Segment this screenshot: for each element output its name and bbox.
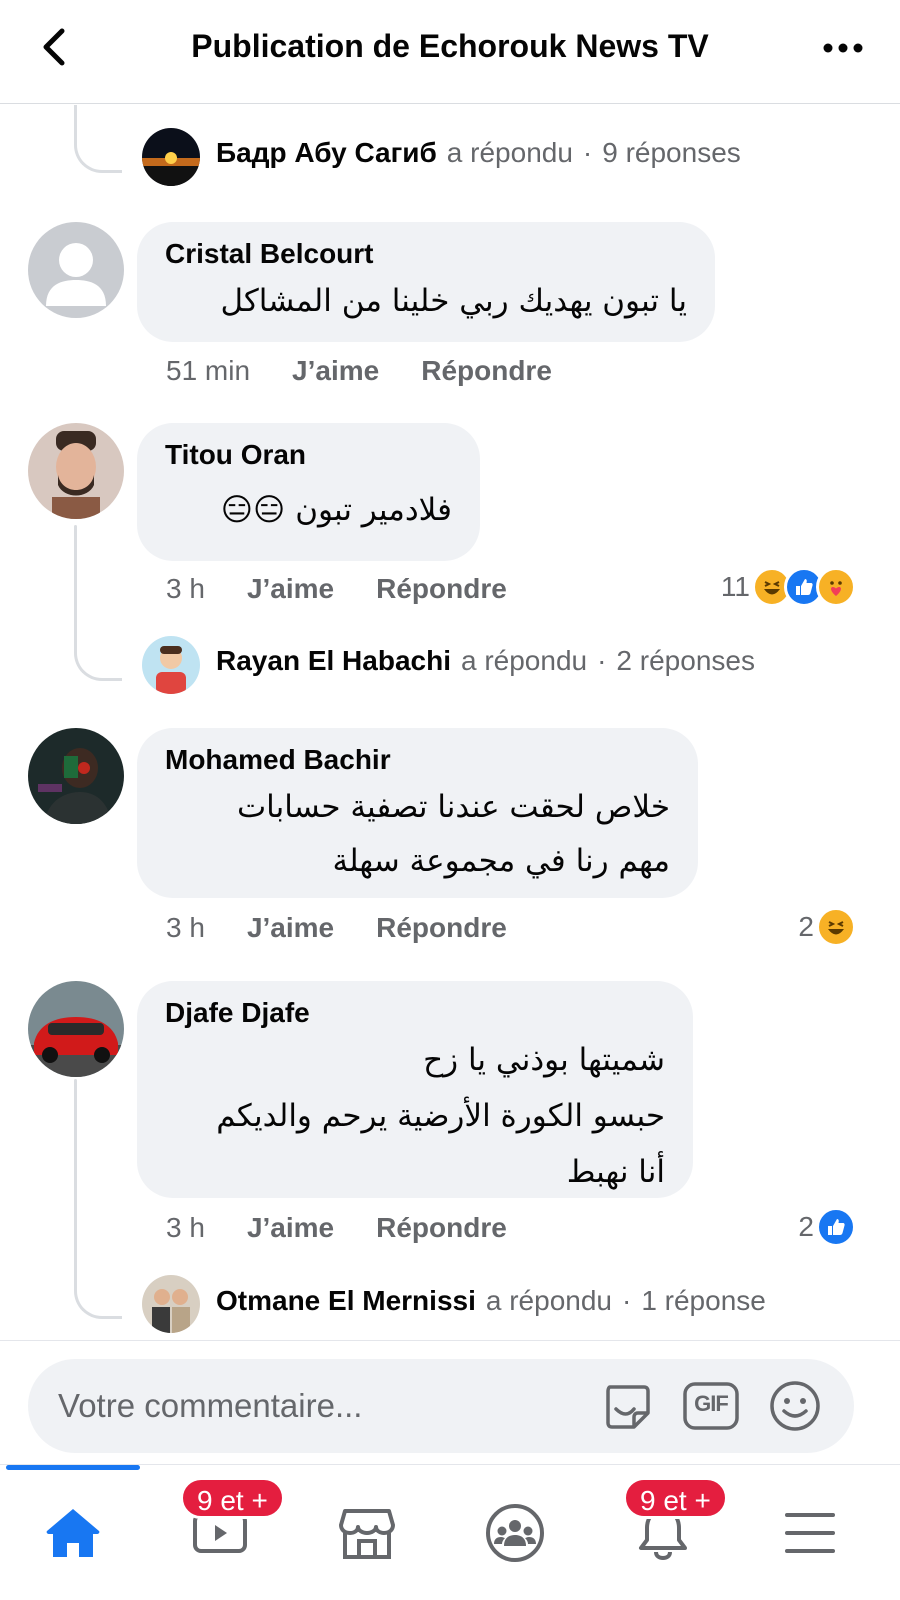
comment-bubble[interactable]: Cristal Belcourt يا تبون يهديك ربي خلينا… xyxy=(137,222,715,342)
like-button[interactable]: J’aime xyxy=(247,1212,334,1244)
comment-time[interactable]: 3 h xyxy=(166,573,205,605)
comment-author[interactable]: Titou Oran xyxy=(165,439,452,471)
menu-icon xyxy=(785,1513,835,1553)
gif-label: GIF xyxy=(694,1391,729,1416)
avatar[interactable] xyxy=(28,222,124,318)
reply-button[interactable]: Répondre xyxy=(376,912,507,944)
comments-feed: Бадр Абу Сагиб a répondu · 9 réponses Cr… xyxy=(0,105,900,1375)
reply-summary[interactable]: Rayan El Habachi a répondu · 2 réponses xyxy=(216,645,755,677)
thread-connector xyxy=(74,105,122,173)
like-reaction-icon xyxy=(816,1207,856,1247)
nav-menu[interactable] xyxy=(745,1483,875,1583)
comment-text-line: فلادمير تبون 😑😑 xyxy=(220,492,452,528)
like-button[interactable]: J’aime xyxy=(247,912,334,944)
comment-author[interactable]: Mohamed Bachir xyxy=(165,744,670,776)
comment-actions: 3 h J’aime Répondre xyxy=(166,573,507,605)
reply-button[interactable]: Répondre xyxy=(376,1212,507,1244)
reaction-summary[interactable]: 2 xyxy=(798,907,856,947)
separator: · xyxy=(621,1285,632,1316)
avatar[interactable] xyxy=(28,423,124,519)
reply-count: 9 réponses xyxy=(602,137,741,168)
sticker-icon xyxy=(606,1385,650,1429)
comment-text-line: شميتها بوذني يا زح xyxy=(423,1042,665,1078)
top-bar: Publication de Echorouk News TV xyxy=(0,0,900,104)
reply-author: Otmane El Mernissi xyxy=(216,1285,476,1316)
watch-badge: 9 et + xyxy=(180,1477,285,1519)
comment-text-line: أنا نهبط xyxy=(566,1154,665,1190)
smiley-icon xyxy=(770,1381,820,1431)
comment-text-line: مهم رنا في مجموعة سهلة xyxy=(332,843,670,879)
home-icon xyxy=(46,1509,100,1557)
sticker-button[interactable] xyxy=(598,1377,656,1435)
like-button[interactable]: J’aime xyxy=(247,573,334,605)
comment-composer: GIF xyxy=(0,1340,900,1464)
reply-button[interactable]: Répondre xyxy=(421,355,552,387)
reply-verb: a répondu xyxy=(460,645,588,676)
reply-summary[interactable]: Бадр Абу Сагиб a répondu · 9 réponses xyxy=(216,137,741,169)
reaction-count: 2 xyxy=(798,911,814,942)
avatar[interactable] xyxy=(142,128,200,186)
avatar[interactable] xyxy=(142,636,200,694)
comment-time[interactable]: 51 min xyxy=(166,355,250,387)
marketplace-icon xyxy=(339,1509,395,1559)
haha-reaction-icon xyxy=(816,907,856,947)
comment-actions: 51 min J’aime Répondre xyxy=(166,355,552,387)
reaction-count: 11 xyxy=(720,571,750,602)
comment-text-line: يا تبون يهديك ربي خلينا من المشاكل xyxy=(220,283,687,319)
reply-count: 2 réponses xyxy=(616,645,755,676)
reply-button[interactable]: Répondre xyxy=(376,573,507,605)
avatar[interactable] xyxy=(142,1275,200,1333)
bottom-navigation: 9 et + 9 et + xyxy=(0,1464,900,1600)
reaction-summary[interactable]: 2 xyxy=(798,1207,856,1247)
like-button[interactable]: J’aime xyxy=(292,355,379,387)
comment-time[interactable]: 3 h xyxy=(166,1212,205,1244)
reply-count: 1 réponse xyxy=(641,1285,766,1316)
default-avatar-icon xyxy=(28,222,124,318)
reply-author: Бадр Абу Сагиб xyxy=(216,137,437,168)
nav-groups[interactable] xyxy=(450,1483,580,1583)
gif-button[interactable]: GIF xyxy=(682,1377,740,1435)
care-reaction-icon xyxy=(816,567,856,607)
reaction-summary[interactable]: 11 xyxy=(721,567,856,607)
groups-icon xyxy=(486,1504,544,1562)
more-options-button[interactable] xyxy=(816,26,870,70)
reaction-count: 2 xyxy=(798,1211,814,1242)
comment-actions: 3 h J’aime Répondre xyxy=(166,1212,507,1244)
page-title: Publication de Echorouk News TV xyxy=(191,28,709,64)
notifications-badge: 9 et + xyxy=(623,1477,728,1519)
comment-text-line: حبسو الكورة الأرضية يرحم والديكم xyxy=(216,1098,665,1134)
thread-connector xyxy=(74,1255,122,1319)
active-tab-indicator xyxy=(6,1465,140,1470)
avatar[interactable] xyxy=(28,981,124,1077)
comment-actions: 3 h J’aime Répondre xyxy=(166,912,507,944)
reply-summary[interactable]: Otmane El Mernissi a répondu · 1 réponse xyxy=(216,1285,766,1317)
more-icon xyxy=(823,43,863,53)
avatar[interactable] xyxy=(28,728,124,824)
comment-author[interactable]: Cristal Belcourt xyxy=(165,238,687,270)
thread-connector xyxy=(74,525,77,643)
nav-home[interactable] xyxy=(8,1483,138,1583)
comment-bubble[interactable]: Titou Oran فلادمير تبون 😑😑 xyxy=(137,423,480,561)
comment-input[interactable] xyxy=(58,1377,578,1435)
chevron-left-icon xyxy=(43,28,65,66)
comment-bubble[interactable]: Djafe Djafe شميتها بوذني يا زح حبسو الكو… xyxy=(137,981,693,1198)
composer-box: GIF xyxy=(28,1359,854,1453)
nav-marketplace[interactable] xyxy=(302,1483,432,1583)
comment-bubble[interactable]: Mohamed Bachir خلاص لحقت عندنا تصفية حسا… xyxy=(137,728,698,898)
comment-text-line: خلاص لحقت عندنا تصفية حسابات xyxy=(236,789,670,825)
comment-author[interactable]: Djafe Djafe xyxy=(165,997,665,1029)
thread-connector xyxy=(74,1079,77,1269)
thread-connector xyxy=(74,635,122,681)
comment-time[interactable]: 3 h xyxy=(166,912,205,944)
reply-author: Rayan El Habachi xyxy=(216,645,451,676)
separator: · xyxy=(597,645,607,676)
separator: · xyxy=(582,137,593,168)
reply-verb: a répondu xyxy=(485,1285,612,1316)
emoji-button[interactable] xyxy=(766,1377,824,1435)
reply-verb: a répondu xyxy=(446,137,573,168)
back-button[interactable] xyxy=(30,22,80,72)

=======

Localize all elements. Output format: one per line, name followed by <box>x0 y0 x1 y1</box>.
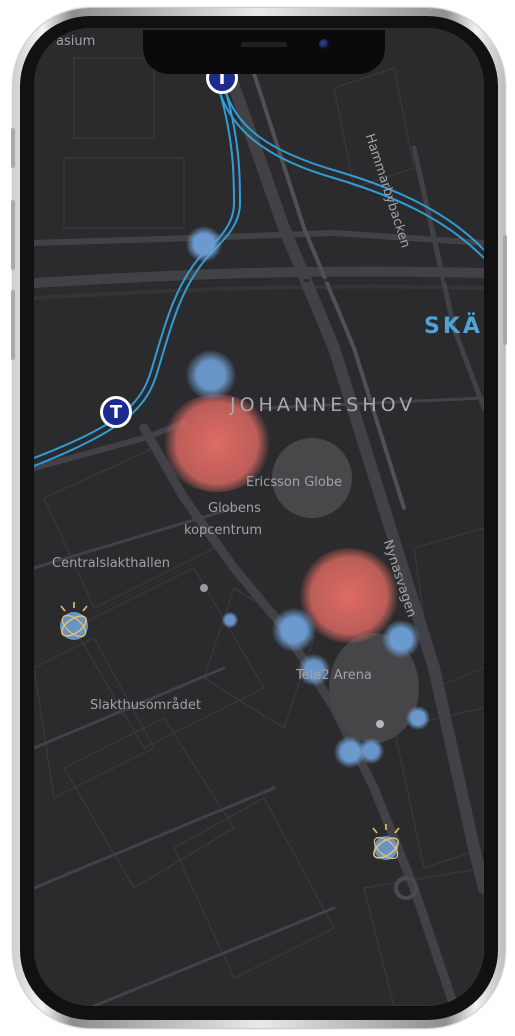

=======

Recast everything from the line containing "Segment this screenshot: for" down to the line containing "reply-button[interactable]: Répondre xyxy=(376,912,507,944)" as a JSON list of strings, one string per line, skipping blank lines and leaving the pictures out.

• [The result]
[
  "Segment this screenshot: for each element output its name and bbox.",
  "comment-bubble[interactable]: Cristal Belcourt يا تبون يهديك ربي خلينا… xyxy=(137,222,715,342)",
  "like-button[interactable]: J’aime xyxy=(247,1212,334,1244)",
  "comment-time[interactable]: 3 h xyxy=(166,573,205,605)",
  "comment-author[interactable]: Titou Oran xyxy=(165,439,452,471)",
  "menu-icon xyxy=(785,1513,835,1553)",
  "gif-label: GIF xyxy=(694,1391,729,1416)",
  "avatar[interactable] xyxy=(28,222,124,318)",
  "reply-button[interactable]: Répondre xyxy=(376,912,507,944)"
]